# [WORK TO COMPLETE]
Below are records; count the lines that contain "Ratio" and give only the total.

(Rows from a figure dataset)

════════════════════

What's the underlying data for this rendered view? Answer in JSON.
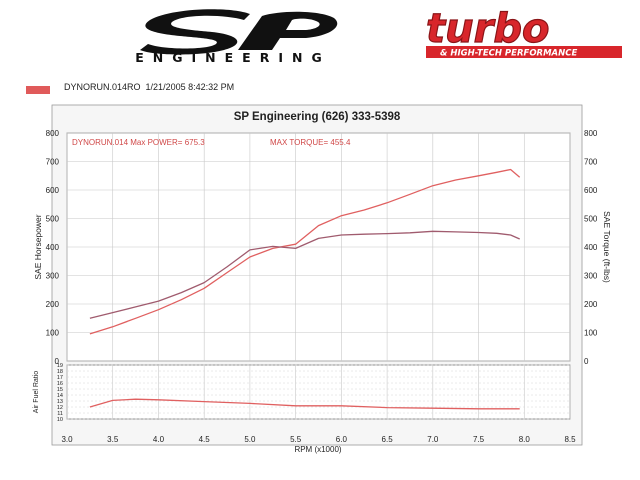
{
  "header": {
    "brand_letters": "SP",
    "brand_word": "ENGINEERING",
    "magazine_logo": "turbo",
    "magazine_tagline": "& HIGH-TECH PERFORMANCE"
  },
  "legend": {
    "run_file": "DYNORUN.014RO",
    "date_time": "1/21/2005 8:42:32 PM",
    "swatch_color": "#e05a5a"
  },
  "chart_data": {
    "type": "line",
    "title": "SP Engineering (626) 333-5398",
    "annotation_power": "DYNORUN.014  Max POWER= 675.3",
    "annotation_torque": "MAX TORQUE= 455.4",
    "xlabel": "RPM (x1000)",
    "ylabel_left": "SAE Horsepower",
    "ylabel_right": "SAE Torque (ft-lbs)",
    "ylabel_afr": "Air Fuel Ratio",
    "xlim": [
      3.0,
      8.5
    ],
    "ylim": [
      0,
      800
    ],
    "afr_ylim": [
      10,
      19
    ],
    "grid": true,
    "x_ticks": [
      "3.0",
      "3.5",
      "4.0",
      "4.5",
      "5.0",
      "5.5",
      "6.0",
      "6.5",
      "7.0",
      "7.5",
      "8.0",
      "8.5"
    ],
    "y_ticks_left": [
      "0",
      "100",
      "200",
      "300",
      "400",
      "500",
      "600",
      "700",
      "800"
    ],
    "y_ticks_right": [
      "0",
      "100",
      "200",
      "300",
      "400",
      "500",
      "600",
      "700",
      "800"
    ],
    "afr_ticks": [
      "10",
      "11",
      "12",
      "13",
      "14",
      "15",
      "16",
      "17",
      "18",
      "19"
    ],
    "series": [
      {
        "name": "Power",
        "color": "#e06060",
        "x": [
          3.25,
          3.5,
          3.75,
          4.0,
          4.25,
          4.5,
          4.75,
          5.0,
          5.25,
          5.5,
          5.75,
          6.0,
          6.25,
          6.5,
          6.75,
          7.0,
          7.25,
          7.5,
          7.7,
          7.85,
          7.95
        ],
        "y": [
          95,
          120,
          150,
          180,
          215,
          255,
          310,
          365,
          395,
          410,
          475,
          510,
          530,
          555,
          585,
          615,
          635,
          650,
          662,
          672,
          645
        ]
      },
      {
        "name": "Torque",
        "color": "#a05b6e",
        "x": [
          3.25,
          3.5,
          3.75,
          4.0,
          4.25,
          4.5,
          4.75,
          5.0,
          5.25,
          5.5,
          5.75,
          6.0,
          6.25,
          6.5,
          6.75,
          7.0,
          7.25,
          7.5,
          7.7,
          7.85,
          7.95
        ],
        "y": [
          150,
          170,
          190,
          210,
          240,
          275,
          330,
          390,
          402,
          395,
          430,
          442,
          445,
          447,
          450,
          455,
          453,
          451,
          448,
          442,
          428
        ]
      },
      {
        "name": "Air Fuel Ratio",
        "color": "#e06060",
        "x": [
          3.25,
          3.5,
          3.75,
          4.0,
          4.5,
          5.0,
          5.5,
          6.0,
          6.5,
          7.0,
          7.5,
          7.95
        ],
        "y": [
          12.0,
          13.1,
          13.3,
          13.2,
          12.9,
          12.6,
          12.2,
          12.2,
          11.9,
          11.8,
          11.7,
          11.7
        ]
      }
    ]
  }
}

════════════════════

# [ANSWER]
2